The listing below must be repeated word for word, with its images excluded.

--- EXTRACTED RECORDS ---
*-*-*

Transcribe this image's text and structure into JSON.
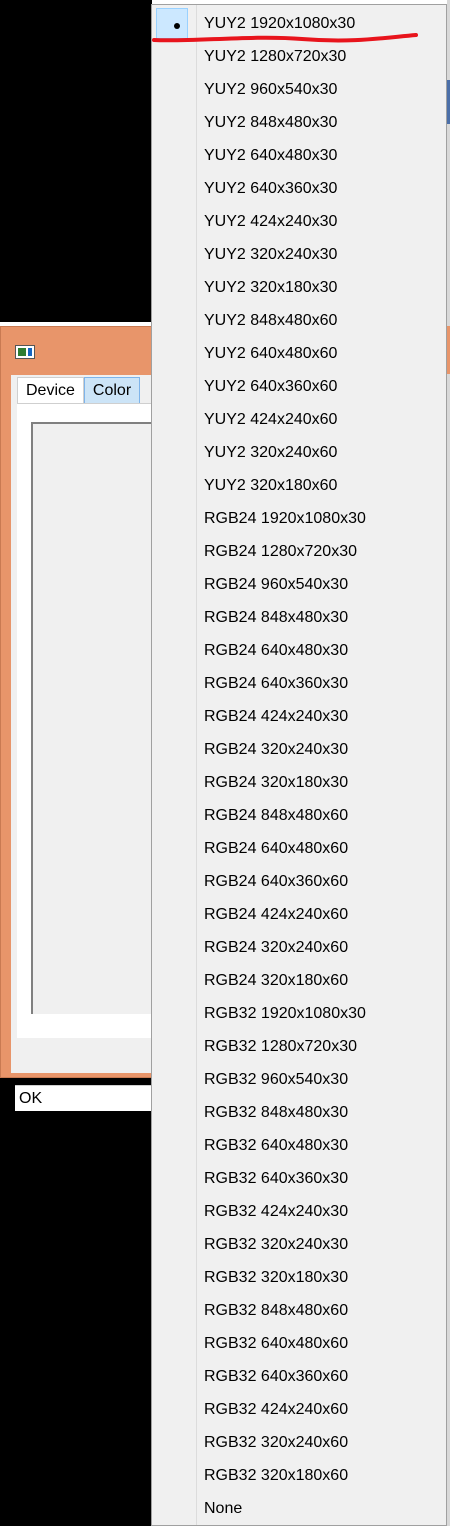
{
  "dialog": {
    "tabs": [
      {
        "label": "Device",
        "active": false
      },
      {
        "label": "Color",
        "active": true
      }
    ],
    "status_text": "OK"
  },
  "menu": {
    "selected_index": 0,
    "annotation_color": "#e8141c",
    "items": [
      {
        "label": "YUY2 1920x1080x30"
      },
      {
        "label": "YUY2 1280x720x30"
      },
      {
        "label": "YUY2 960x540x30"
      },
      {
        "label": "YUY2 848x480x30"
      },
      {
        "label": "YUY2 640x480x30"
      },
      {
        "label": "YUY2 640x360x30"
      },
      {
        "label": "YUY2 424x240x30"
      },
      {
        "label": "YUY2 320x240x30"
      },
      {
        "label": "YUY2 320x180x30"
      },
      {
        "label": "YUY2 848x480x60"
      },
      {
        "label": "YUY2 640x480x60"
      },
      {
        "label": "YUY2 640x360x60"
      },
      {
        "label": "YUY2 424x240x60"
      },
      {
        "label": "YUY2 320x240x60"
      },
      {
        "label": "YUY2 320x180x60"
      },
      {
        "label": "RGB24 1920x1080x30"
      },
      {
        "label": "RGB24 1280x720x30"
      },
      {
        "label": "RGB24 960x540x30"
      },
      {
        "label": "RGB24 848x480x30"
      },
      {
        "label": "RGB24 640x480x30"
      },
      {
        "label": "RGB24 640x360x30"
      },
      {
        "label": "RGB24 424x240x30"
      },
      {
        "label": "RGB24 320x240x30"
      },
      {
        "label": "RGB24 320x180x30"
      },
      {
        "label": "RGB24 848x480x60"
      },
      {
        "label": "RGB24 640x480x60"
      },
      {
        "label": "RGB24 640x360x60"
      },
      {
        "label": "RGB24 424x240x60"
      },
      {
        "label": "RGB24 320x240x60"
      },
      {
        "label": "RGB24 320x180x60"
      },
      {
        "label": "RGB32 1920x1080x30"
      },
      {
        "label": "RGB32 1280x720x30"
      },
      {
        "label": "RGB32 960x540x30"
      },
      {
        "label": "RGB32 848x480x30"
      },
      {
        "label": "RGB32 640x480x30"
      },
      {
        "label": "RGB32 640x360x30"
      },
      {
        "label": "RGB32 424x240x30"
      },
      {
        "label": "RGB32 320x240x30"
      },
      {
        "label": "RGB32 320x180x30"
      },
      {
        "label": "RGB32 848x480x60"
      },
      {
        "label": "RGB32 640x480x60"
      },
      {
        "label": "RGB32 640x360x60"
      },
      {
        "label": "RGB32 424x240x60"
      },
      {
        "label": "RGB32 320x240x60"
      },
      {
        "label": "RGB32 320x180x60"
      },
      {
        "label": "None"
      }
    ]
  }
}
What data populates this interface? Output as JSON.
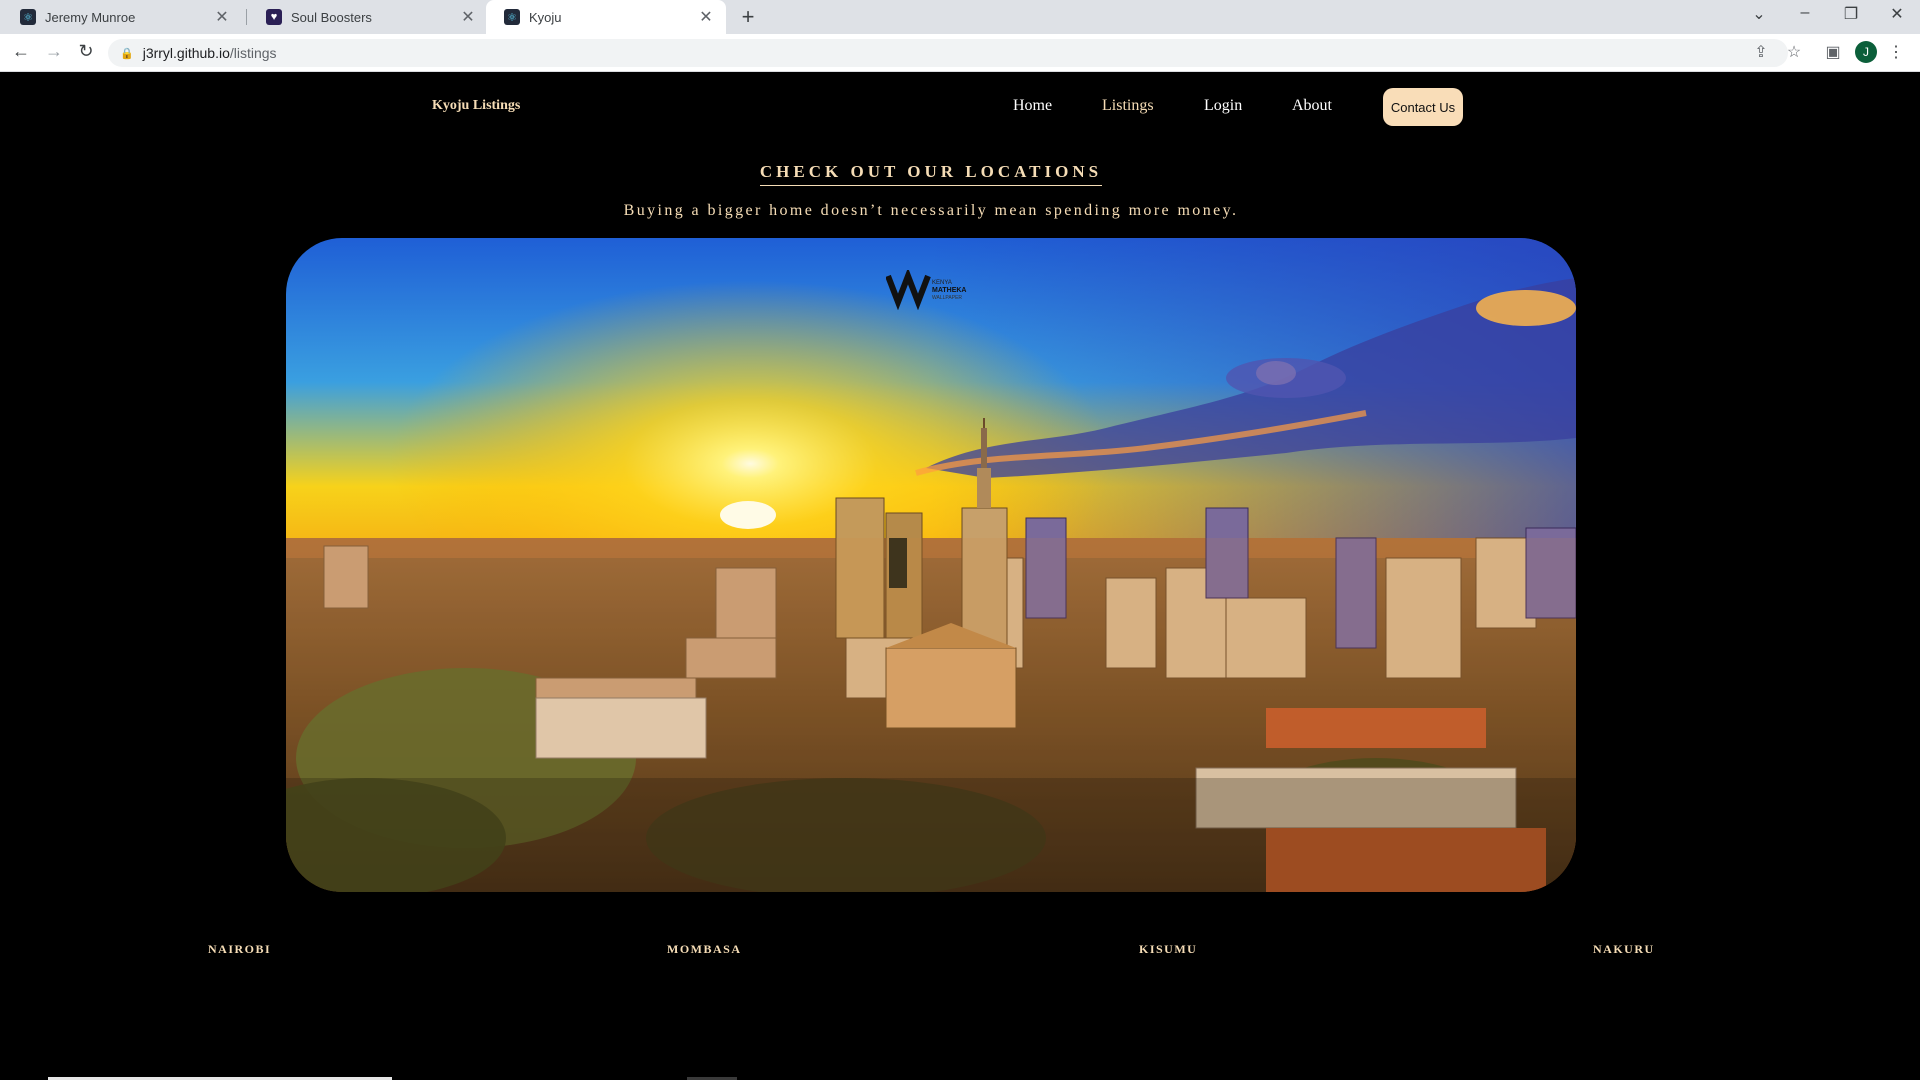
{
  "browser": {
    "tabs": [
      {
        "title": "Jeremy Munroe",
        "icon": "react-icon",
        "active": false
      },
      {
        "title": "Soul Boosters",
        "icon": "soul-icon",
        "active": false
      },
      {
        "title": "Kyoju",
        "icon": "react-icon",
        "active": true
      }
    ],
    "url_host": "j3rryl.github.io",
    "url_path": "/listings",
    "profile_initial": "J"
  },
  "site": {
    "brand": "Kyoju Listings",
    "nav": [
      "Home",
      "Listings",
      "Login",
      "About"
    ],
    "contact_label": "Contact Us",
    "heading": "CHECK OUT OUR LOCATIONS",
    "subheading": "Buying a bigger home doesn’t necessarily mean spending more money.",
    "watermark_lines": [
      "KENYA",
      "MATHEKA",
      "WALLPAPER"
    ],
    "cities": [
      "NAIROBI",
      "MOMBASA",
      "KISUMU",
      "NAKURU"
    ]
  },
  "colors": {
    "accent_text": "#f6ddb6",
    "contact_button": "#f9ddb8",
    "background": "#000000"
  }
}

*-*-*

--- TASK OUTPUT ---
Transcribe this image's text and structure into JSON.
{
  "dialog": {
    "tabs": [
      {
        "label": "Device",
        "active": false
      },
      {
        "label": "Color",
        "active": true
      }
    ],
    "status_text": "OK"
  },
  "menu": {
    "selected_index": 0,
    "annotation_color": "#e8141c",
    "items": [
      {
        "label": "YUY2 1920x1080x30"
      },
      {
        "label": "YUY2 1280x720x30"
      },
      {
        "label": "YUY2 960x540x30"
      },
      {
        "label": "YUY2 848x480x30"
      },
      {
        "label": "YUY2 640x480x30"
      },
      {
        "label": "YUY2 640x360x30"
      },
      {
        "label": "YUY2 424x240x30"
      },
      {
        "label": "YUY2 320x240x30"
      },
      {
        "label": "YUY2 320x180x30"
      },
      {
        "label": "YUY2 848x480x60"
      },
      {
        "label": "YUY2 640x480x60"
      },
      {
        "label": "YUY2 640x360x60"
      },
      {
        "label": "YUY2 424x240x60"
      },
      {
        "label": "YUY2 320x240x60"
      },
      {
        "label": "YUY2 320x180x60"
      },
      {
        "label": "RGB24 1920x1080x30"
      },
      {
        "label": "RGB24 1280x720x30"
      },
      {
        "label": "RGB24 960x540x30"
      },
      {
        "label": "RGB24 848x480x30"
      },
      {
        "label": "RGB24 640x480x30"
      },
      {
        "label": "RGB24 640x360x30"
      },
      {
        "label": "RGB24 424x240x30"
      },
      {
        "label": "RGB24 320x240x30"
      },
      {
        "label": "RGB24 320x180x30"
      },
      {
        "label": "RGB24 848x480x60"
      },
      {
        "label": "RGB24 640x480x60"
      },
      {
        "label": "RGB24 640x360x60"
      },
      {
        "label": "RGB24 424x240x60"
      },
      {
        "label": "RGB24 320x240x60"
      },
      {
        "label": "RGB24 320x180x60"
      },
      {
        "label": "RGB32 1920x1080x30"
      },
      {
        "label": "RGB32 1280x720x30"
      },
      {
        "label": "RGB32 960x540x30"
      },
      {
        "label": "RGB32 848x480x30"
      },
      {
        "label": "RGB32 640x480x30"
      },
      {
        "label": "RGB32 640x360x30"
      },
      {
        "label": "RGB32 424x240x30"
      },
      {
        "label": "RGB32 320x240x30"
      },
      {
        "label": "RGB32 320x180x30"
      },
      {
        "label": "RGB32 848x480x60"
      },
      {
        "label": "RGB32 640x480x60"
      },
      {
        "label": "RGB32 640x360x60"
      },
      {
        "label": "RGB32 424x240x60"
      },
      {
        "label": "RGB32 320x240x60"
      },
      {
        "label": "RGB32 320x180x60"
      },
      {
        "label": "None"
      }
    ]
  }
}
What data populates this interface? Output as JSON.
{
  "browser": {
    "tabs": [
      {
        "title": "Jeremy Munroe",
        "icon": "react-icon",
        "active": false
      },
      {
        "title": "Soul Boosters",
        "icon": "soul-icon",
        "active": false
      },
      {
        "title": "Kyoju",
        "icon": "react-icon",
        "active": true
      }
    ],
    "url_host": "j3rryl.github.io",
    "url_path": "/listings",
    "profile_initial": "J"
  },
  "site": {
    "brand": "Kyoju Listings",
    "nav": [
      "Home",
      "Listings",
      "Login",
      "About"
    ],
    "contact_label": "Contact Us",
    "heading": "CHECK OUT OUR LOCATIONS",
    "subheading": "Buying a bigger home doesn’t necessarily mean spending more money.",
    "watermark_lines": [
      "KENYA",
      "MATHEKA",
      "WALLPAPER"
    ],
    "cities": [
      "NAIROBI",
      "MOMBASA",
      "KISUMU",
      "NAKURU"
    ]
  },
  "colors": {
    "accent_text": "#f6ddb6",
    "contact_button": "#f9ddb8",
    "background": "#000000"
  }
}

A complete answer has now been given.